**Records for this task:**
━━━━━━

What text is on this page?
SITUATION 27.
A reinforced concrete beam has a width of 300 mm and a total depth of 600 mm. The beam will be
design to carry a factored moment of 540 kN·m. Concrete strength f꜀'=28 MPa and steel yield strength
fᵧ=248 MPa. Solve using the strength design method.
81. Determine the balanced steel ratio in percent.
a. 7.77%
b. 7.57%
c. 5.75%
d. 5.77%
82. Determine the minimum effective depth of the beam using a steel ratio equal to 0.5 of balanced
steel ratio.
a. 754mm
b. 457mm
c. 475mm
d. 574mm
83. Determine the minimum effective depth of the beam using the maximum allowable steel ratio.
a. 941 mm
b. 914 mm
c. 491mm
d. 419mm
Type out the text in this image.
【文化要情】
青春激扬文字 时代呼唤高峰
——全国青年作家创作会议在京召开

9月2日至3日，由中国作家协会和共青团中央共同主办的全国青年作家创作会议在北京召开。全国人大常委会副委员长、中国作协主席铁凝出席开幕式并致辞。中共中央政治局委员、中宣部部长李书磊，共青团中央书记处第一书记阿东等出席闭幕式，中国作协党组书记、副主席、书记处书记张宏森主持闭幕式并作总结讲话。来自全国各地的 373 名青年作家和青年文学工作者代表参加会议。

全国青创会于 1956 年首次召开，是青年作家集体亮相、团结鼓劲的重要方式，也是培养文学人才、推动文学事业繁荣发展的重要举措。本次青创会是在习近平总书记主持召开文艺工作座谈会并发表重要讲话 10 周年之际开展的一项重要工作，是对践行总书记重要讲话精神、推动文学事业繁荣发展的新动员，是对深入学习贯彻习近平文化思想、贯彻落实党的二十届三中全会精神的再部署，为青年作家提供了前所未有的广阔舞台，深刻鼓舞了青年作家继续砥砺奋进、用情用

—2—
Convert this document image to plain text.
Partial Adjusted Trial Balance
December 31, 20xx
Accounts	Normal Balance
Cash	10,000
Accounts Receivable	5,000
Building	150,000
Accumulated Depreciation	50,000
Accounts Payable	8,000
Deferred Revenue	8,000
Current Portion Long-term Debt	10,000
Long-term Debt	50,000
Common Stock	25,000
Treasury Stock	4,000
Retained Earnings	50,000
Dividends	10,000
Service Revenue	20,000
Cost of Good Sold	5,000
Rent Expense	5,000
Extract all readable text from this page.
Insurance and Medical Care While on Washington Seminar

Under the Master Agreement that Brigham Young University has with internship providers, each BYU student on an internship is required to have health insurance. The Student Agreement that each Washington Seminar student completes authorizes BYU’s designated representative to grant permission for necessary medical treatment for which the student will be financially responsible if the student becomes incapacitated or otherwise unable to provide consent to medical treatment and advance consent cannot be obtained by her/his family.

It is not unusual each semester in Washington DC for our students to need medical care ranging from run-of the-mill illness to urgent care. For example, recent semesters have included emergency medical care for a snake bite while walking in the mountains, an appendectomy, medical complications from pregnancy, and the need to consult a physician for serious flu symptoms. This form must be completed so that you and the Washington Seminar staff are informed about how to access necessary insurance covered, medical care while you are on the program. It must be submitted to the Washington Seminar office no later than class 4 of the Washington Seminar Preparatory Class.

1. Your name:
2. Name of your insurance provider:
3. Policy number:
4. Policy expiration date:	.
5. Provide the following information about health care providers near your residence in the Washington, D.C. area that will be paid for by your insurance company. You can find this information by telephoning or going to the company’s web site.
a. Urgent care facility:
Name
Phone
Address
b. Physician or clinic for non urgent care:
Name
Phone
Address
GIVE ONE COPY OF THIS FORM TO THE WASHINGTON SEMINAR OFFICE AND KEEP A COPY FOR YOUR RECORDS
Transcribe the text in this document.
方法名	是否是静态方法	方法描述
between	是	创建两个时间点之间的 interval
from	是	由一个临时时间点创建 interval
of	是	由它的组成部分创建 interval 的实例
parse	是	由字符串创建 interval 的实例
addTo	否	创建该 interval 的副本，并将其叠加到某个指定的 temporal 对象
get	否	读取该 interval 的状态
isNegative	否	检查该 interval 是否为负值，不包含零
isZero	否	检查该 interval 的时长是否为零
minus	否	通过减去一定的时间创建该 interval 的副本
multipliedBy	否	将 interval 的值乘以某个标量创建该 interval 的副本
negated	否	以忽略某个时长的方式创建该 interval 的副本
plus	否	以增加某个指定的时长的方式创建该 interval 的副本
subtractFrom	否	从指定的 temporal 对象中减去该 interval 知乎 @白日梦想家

━━━━━━

Retype the material in full, character for character.

**Complete answer:**
What text is on this page?
SITUATION 27.
A reinforced concrete beam has a width of 300 mm and a total depth of 600 mm. The beam will be
design to carry a factored moment of 540 kN·m. Concrete strength f꜀'=28 MPa and steel yield strength
fᵧ=248 MPa. Solve using the strength design method.
81. Determine the balanced steel ratio in percent.
a. 7.77%
b. 7.57%
c. 5.75%
d. 5.77%
82. Determine the minimum effective depth of the beam using a steel ratio equal to 0.5 of balanced
steel ratio.
a. 754mm
b. 457mm
c. 475mm
d. 574mm
83. Determine the minimum effective depth of the beam using the maximum allowable steel ratio.
a. 941 mm
b. 914 mm
c. 491mm
d. 419mm
Type out the text in this image.
【文化要情】
青春激扬文字 时代呼唤高峰
——全国青年作家创作会议在京召开

9月2日至3日，由中国作家协会和共青团中央共同主办的全国青年作家创作会议在北京召开。全国人大常委会副委员长、中国作协主席铁凝出席开幕式并致辞。中共中央政治局委员、中宣部部长李书磊，共青团中央书记处第一书记阿东等出席闭幕式，中国作协党组书记、副主席、书记处书记张宏森主持闭幕式并作总结讲话。来自全国各地的 373 名青年作家和青年文学工作者代表参加会议。

全国青创会于 1956 年首次召开，是青年作家集体亮相、团结鼓劲的重要方式，也是培养文学人才、推动文学事业繁荣发展的重要举措。本次青创会是在习近平总书记主持召开文艺工作座谈会并发表重要讲话 10 周年之际开展的一项重要工作，是对践行总书记重要讲话精神、推动文学事业繁荣发展的新动员，是对深入学习贯彻习近平文化思想、贯彻落实党的二十届三中全会精神的再部署，为青年作家提供了前所未有的广阔舞台，深刻鼓舞了青年作家继续砥砺奋进、用情用

—2—
Convert this document image to plain text.
Partial Adjusted Trial Balance
December 31, 20xx
Accounts	Normal Balance
Cash	10,000
Accounts Receivable	5,000
Building	150,000
Accumulated Depreciation	50,000
Accounts Payable	8,000
Deferred Revenue	8,000
Current Portion Long-term Debt	10,000
Long-term Debt	50,000
Common Stock	25,000
Treasury Stock	4,000
Retained Earnings	50,000
Dividends	10,000
Service Revenue	20,000
Cost of Good Sold	5,000
Rent Expense	5,000
Extract all readable text from this page.
Insurance and Medical Care While on Washington Seminar

Under the Master Agreement that Brigham Young University has with internship providers, each BYU student on an internship is required to have health insurance. The Student Agreement that each Washington Seminar student completes authorizes BYU’s designated representative to grant permission for necessary medical treatment for which the student will be financially responsible if the student becomes incapacitated or otherwise unable to provide consent to medical treatment and advance consent cannot be obtained by her/his family.

It is not unusual each semester in Washington DC for our students to need medical care ranging from run-of the-mill illness to urgent care. For example, recent semesters have included emergency medical care for a snake bite while walking in the mountains, an appendectomy, medical complications from pregnancy, and the need to consult a physician for serious flu symptoms. This form must be completed so that you and the Washington Seminar staff are informed about how to access necessary insurance covered, medical care while you are on the program. It must be submitted to the Washington Seminar office no later than class 4 of the Washington Seminar Preparatory Class.

1. Your name:
2. Name of your insurance provider:
3. Policy number:
4. Policy expiration date:	.
5. Provide the following information about health care providers near your residence in the Washington, D.C. area that will be paid for by your insurance company. You can find this information by telephoning or going to the company’s web site.
a. Urgent care facility:
Name
Phone
Address
b. Physician or clinic for non urgent care:
Name
Phone
Address
GIVE ONE COPY OF THIS FORM TO THE WASHINGTON SEMINAR OFFICE AND KEEP A COPY FOR YOUR RECORDS
Transcribe the text in this document.
方法名	是否是静态方法	方法描述
between	是	创建两个时间点之间的 interval
from	是	由一个临时时间点创建 interval
of	是	由它的组成部分创建 interval 的实例
parse	是	由字符串创建 interval 的实例
addTo	否	创建该 interval 的副本，并将其叠加到某个指定的 temporal 对象
get	否	读取该 interval 的状态
isNegative	否	检查该 interval 是否为负值，不包含零
isZero	否	检查该 interval 的时长是否为零
minus	否	通过减去一定的时间创建该 interval 的副本
multipliedBy	否	将 interval 的值乘以某个标量创建该 interval 的副本
negated	否	以忽略某个时长的方式创建该 interval 的副本
plus	否	以增加某个指定的时长的方式创建该 interval 的副本
subtractFrom	否	从指定的 temporal 对象中减去该 interval 知乎 @白日梦想家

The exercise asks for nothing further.